>> Start MATERIAL SHOWN

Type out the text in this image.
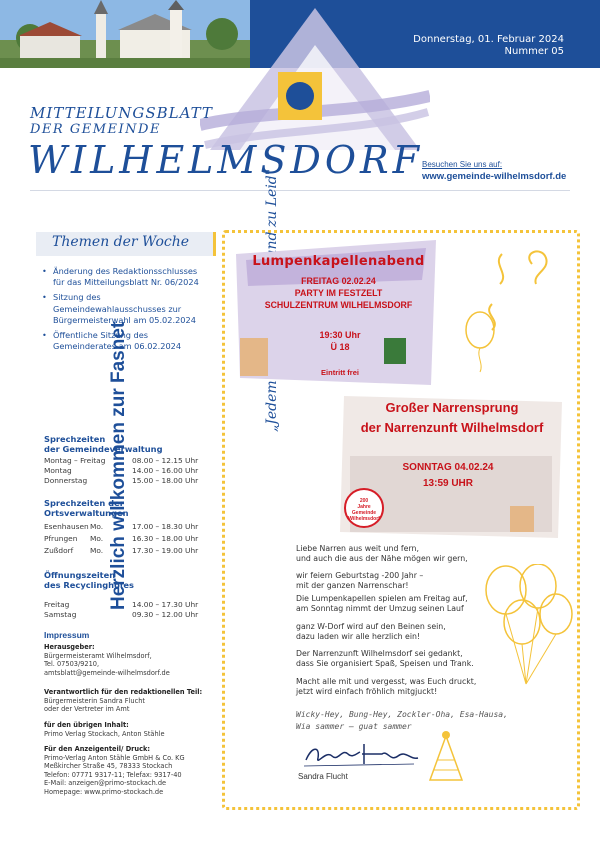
Donnerstag, 01. Februar 2024
Nummer 05
MITTEILUNGSBLATT
DER GEMEINDE
WILHELMSDORF Besuchen Sie uns auf:
www.gemeinde-wilhelmsdorf.de
Themen der Woche
• Änderung des Redaktionsschlusses für das Mitteilungsblatt Nr. 06/2024
• Sitzung des Gemeindewahlausschusses zur Bürgermeisterwahl am 05.02.2024
• Öffentliche Sitzung des Gemeinderates am 06.02.2024
Sprechzeiten
der Gemeindeverwaltung
Montag – Freitag	08.00 – 12.15 Uhr
Montag	14.00 – 16.00 Uhr
Donnerstag	15.00 – 18.00 Uhr
Sprechzeiten der
Ortsverwaltungen
Esenhausen Mo.	17.00 – 18.30 Uhr
Pfrungen Mo.	16.30 – 18.00 Uhr
Zußdorf Mo.	17.30 – 19.00 Uhr
Öffnungszeiten
des Recyclinghofes
Freitag	14.00 – 17.30 Uhr
Samstag	09.30 – 12.00 Uhr
Impressum
Herausgeber:
Bürgermeisteramt Wilhelmsdorf,
Tel. 07503/9210,
amtsblatt@gemeinde-wilhelmsdorf.de
Verantwortlich für den redaktionellen Teil:
Bürgermeisterin Sandra Flucht
oder der Vertreter im Amt
für den übrigen Inhalt:
Primo Verlag Stockach, Anton Stähle
Für den Anzeigenteil/ Druck:
Primo-Verlag Anton Stähle GmbH & Co. KG
Meßkircher Straße 45, 78333 Stockach
Telefon: 07771 9317-11; Telefax: 9317-40
E-Mail: anzeigen@primo-stockach.de
Homepage: www.primo-stockach.de
Herzlich willkommen zur Fasnet
Lumpenkapellenabend
FREITAG 02.02.24
PARTY IM FESTZELT
SCHULZENTRUM WILHELMSDORF
19:30 Uhr
Ü 18
Eintritt frei
Großer Narrensprung
der Narrenzunft Wilhelmsdorf
SONNTAG 04.02.24
13:59 UHR
200
Jahre
Gemeinde
Wilhelmsdorf
Liebe Narren aus weit und fern,
und auch die aus der Nähe mögen wir gern,
wir feiern Geburtstag -200 Jahr –
mit der ganzen Narrenschar!
Die Lumpenkapellen spielen am Freitag auf,
am Sonntag nimmt der Umzug seinen Lauf
ganz W-Dorf wird auf den Beinen sein,
dazu laden wir alle herzlich ein!
Der Narrenzunft Wilhelmsdorf sei gedankt,
dass Sie organisiert Spaß, Speisen und Trank.
Macht alle mit und vergesst, was Euch druckt,
jetzt wird einfach fröhlich mitgjuckt!
Wicky-Hey, Bung-Hey, Zockler-Oha, Esa-Hausa,
Wia sammer – guat sammer
Sandra Flucht
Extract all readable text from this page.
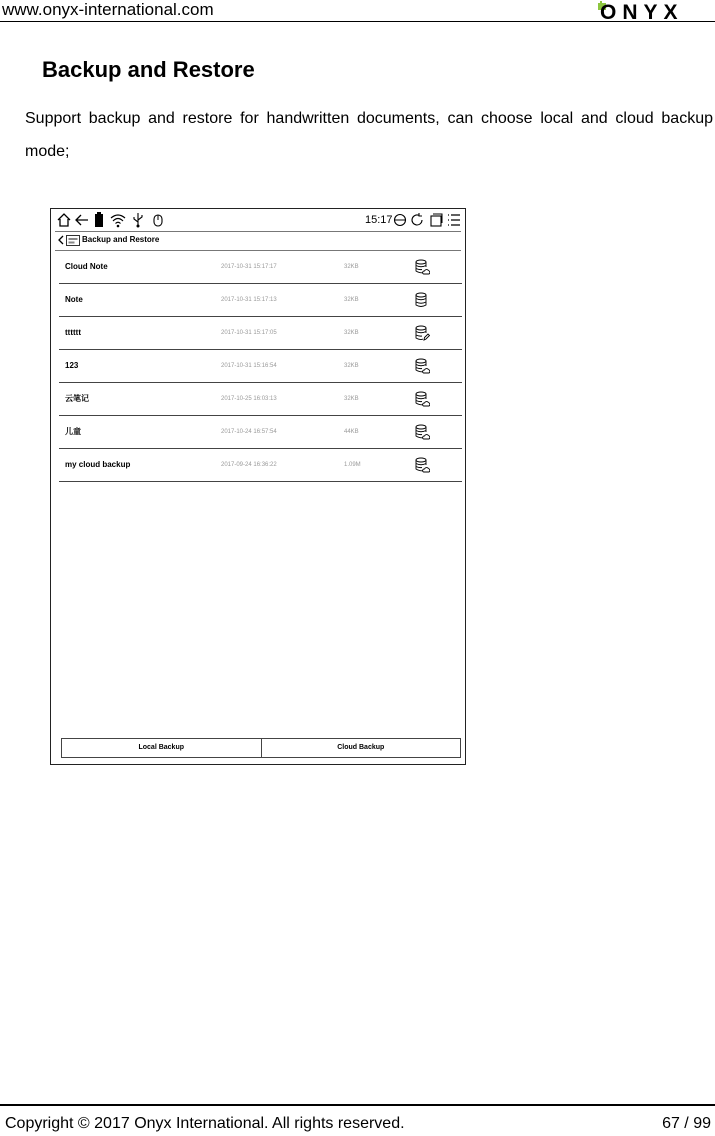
www.onyx-international.com	ONYX
Backup and Restore
Support backup and restore for handwritten documents, can choose local and cloud backup mode;
15:17
Backup and Restore
Cloud Note	2017-10-31 15:17:17	32KB
Note	2017-10-31 15:17:13	32KB
tttttt	2017-10-31 15:17:05	32KB
123	2017-10-31 15:16:54	32KB
云笔记	2017-10-25 16:03:13	32KB
儿童	2017-10-24 16:57:54	44KB
my cloud backup	2017-09-24 16:36:22	1.09M
Local Backup	Cloud Backup
Copyright © 2017 Onyx International. All rights reserved.	67 / 99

>> End MATERIAL SHOWN

→ **EXERCISE GOAL**
Every entry must be written out exactly, with all pictures left out.

→ **RESPONSE TO THE EXERCISE**
Type out the text in this image.
Donnerstag, 01. Februar 2024
Nummer 05
MITTEILUNGSBLATT
DER GEMEINDE
WILHELMSDORF Besuchen Sie uns auf:
www.gemeinde-wilhelmsdorf.de
Themen der Woche
• Änderung des Redaktionsschlusses für das Mitteilungsblatt Nr. 06/2024
• Sitzung des Gemeindewahlausschusses zur Bürgermeisterwahl am 05.02.2024
• Öffentliche Sitzung des Gemeinderates am 06.02.2024
Sprechzeiten
der Gemeindeverwaltung
Montag – Freitag	08.00 – 12.15 Uhr
Montag	14.00 – 16.00 Uhr
Donnerstag	15.00 – 18.00 Uhr
Sprechzeiten der
Ortsverwaltungen
Esenhausen Mo.	17.00 – 18.30 Uhr
Pfrungen Mo.	16.30 – 18.00 Uhr
Zußdorf Mo.	17.30 – 19.00 Uhr
Öffnungszeiten
des Recyclinghofes
Freitag	14.00 – 17.30 Uhr
Samstag	09.30 – 12.00 Uhr
Impressum
Herausgeber:
Bürgermeisteramt Wilhelmsdorf,
Tel. 07503/9210,
amtsblatt@gemeinde-wilhelmsdorf.de
Verantwortlich für den redaktionellen Teil:
Bürgermeisterin Sandra Flucht
oder der Vertreter im Amt
für den übrigen Inhalt:
Primo Verlag Stockach, Anton Stähle
Für den Anzeigenteil/ Druck:
Primo-Verlag Anton Stähle GmbH & Co. KG
Meßkircher Straße 45, 78333 Stockach
Telefon: 07771 9317-11; Telefax: 9317-40
E-Mail: anzeigen@primo-stockach.de
Homepage: www.primo-stockach.de
Herzlich willkommen zur Fasnet
Lumpenkapellenabend
FREITAG 02.02.24
PARTY IM FESTZELT
SCHULZENTRUM WILHELMSDORF
19:30 Uhr
Ü 18
Eintritt frei
Großer Narrensprung
der Narrenzunft Wilhelmsdorf
SONNTAG 04.02.24
13:59 UHR
200
Jahre
Gemeinde
Wilhelmsdorf
Liebe Narren aus weit und fern,
und auch die aus der Nähe mögen wir gern,
wir feiern Geburtstag -200 Jahr –
mit der ganzen Narrenschar!
Die Lumpenkapellen spielen am Freitag auf,
am Sonntag nimmt der Umzug seinen Lauf
ganz W-Dorf wird auf den Beinen sein,
dazu laden wir alle herzlich ein!
Der Narrenzunft Wilhelmsdorf sei gedankt,
dass Sie organisiert Spaß, Speisen und Trank.
Macht alle mit und vergesst, was Euch druckt,
jetzt wird einfach fröhlich mitgjuckt!
Wicky-Hey, Bung-Hey, Zockler-Oha, Esa-Hausa,
Wia sammer – guat sammer
Sandra Flucht
Extract all readable text from this page.
www.onyx-international.com	ONYX
Backup and Restore
Support backup and restore for handwritten documents, can choose local and cloud backup mode;
15:17
Backup and Restore
Cloud Note	2017-10-31 15:17:17	32KB
Note	2017-10-31 15:17:13	32KB
tttttt	2017-10-31 15:17:05	32KB
123	2017-10-31 15:16:54	32KB
云笔记	2017-10-25 16:03:13	32KB
儿童	2017-10-24 16:57:54	44KB
my cloud backup	2017-09-24 16:36:22	1.09M
Local Backup	Cloud Backup
Copyright © 2017 Onyx International. All rights reserved.	67 / 99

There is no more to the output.